Can you write out all of the material below, word for word?

⟨

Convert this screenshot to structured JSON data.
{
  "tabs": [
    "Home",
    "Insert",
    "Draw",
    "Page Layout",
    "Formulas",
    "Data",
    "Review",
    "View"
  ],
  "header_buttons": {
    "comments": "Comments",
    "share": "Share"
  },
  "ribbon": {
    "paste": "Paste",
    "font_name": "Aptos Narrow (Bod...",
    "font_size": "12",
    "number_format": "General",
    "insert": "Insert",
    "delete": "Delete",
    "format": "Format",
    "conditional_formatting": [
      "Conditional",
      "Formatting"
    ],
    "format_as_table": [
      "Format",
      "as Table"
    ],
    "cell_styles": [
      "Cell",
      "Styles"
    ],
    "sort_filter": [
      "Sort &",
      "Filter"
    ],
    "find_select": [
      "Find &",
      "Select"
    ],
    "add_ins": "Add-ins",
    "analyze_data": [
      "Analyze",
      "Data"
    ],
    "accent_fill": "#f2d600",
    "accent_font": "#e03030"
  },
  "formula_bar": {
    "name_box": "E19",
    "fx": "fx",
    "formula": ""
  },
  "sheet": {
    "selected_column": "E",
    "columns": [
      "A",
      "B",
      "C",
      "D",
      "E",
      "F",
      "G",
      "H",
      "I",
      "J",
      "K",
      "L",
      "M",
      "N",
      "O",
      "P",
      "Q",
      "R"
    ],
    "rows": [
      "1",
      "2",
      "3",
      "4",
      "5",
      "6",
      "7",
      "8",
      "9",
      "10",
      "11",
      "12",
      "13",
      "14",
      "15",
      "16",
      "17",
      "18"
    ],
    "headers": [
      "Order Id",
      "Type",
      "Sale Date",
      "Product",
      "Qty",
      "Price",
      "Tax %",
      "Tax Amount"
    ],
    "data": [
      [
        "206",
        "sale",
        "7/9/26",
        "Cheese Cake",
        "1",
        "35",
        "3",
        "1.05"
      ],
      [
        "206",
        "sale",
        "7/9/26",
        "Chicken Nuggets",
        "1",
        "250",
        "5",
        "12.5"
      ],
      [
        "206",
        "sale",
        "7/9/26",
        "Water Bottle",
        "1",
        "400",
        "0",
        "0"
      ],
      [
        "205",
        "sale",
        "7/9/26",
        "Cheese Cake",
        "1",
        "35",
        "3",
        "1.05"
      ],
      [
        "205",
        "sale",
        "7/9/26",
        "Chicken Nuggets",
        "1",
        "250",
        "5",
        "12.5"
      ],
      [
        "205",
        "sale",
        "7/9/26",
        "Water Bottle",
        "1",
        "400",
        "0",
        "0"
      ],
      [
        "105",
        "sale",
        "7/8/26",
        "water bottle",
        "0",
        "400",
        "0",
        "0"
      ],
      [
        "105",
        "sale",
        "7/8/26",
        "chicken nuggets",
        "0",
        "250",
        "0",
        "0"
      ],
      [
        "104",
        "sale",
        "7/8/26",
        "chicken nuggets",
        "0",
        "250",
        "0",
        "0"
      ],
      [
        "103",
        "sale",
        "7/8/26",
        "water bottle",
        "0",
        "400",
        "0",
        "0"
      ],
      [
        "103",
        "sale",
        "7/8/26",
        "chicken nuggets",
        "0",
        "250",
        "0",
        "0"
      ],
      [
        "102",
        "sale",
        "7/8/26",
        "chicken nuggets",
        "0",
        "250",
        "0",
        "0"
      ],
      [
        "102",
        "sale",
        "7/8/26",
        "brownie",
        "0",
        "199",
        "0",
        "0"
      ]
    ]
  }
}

⟩

- _Exercise response_
Convert this screenshot to structured JSON data.
{
  "tabs": [
    "Home",
    "Insert",
    "Draw",
    "Page Layout",
    "Formulas",
    "Data",
    "Review",
    "View"
  ],
  "header_buttons": {
    "comments": "Comments",
    "share": "Share"
  },
  "ribbon": {
    "paste": "Paste",
    "font_name": "Aptos Narrow (Bod...",
    "font_size": "12",
    "number_format": "General",
    "insert": "Insert",
    "delete": "Delete",
    "format": "Format",
    "conditional_formatting": [
      "Conditional",
      "Formatting"
    ],
    "format_as_table": [
      "Format",
      "as Table"
    ],
    "cell_styles": [
      "Cell",
      "Styles"
    ],
    "sort_filter": [
      "Sort &",
      "Filter"
    ],
    "find_select": [
      "Find &",
      "Select"
    ],
    "add_ins": "Add-ins",
    "analyze_data": [
      "Analyze",
      "Data"
    ],
    "accent_fill": "#f2d600",
    "accent_font": "#e03030"
  },
  "formula_bar": {
    "name_box": "E19",
    "fx": "fx",
    "formula": ""
  },
  "sheet": {
    "selected_column": "E",
    "columns": [
      "A",
      "B",
      "C",
      "D",
      "E",
      "F",
      "G",
      "H",
      "I",
      "J",
      "K",
      "L",
      "M",
      "N",
      "O",
      "P",
      "Q",
      "R"
    ],
    "rows": [
      "1",
      "2",
      "3",
      "4",
      "5",
      "6",
      "7",
      "8",
      "9",
      "10",
      "11",
      "12",
      "13",
      "14",
      "15",
      "16",
      "17",
      "18"
    ],
    "headers": [
      "Order Id",
      "Type",
      "Sale Date",
      "Product",
      "Qty",
      "Price",
      "Tax %",
      "Tax Amount"
    ],
    "data": [
      [
        "206",
        "sale",
        "7/9/26",
        "Cheese Cake",
        "1",
        "35",
        "3",
        "1.05"
      ],
      [
        "206",
        "sale",
        "7/9/26",
        "Chicken Nuggets",
        "1",
        "250",
        "5",
        "12.5"
      ],
      [
        "206",
        "sale",
        "7/9/26",
        "Water Bottle",
        "1",
        "400",
        "0",
        "0"
      ],
      [
        "205",
        "sale",
        "7/9/26",
        "Cheese Cake",
        "1",
        "35",
        "3",
        "1.05"
      ],
      [
        "205",
        "sale",
        "7/9/26",
        "Chicken Nuggets",
        "1",
        "250",
        "5",
        "12.5"
      ],
      [
        "205",
        "sale",
        "7/9/26",
        "Water Bottle",
        "1",
        "400",
        "0",
        "0"
      ],
      [
        "105",
        "sale",
        "7/8/26",
        "water bottle",
        "0",
        "400",
        "0",
        "0"
      ],
      [
        "105",
        "sale",
        "7/8/26",
        "chicken nuggets",
        "0",
        "250",
        "0",
        "0"
      ],
      [
        "104",
        "sale",
        "7/8/26",
        "chicken nuggets",
        "0",
        "250",
        "0",
        "0"
      ],
      [
        "103",
        "sale",
        "7/8/26",
        "water bottle",
        "0",
        "400",
        "0",
        "0"
      ],
      [
        "103",
        "sale",
        "7/8/26",
        "chicken nuggets",
        "0",
        "250",
        "0",
        "0"
      ],
      [
        "102",
        "sale",
        "7/8/26",
        "chicken nuggets",
        "0",
        "250",
        "0",
        "0"
      ],
      [
        "102",
        "sale",
        "7/8/26",
        "brownie",
        "0",
        "199",
        "0",
        "0"
      ]
    ]
  }
}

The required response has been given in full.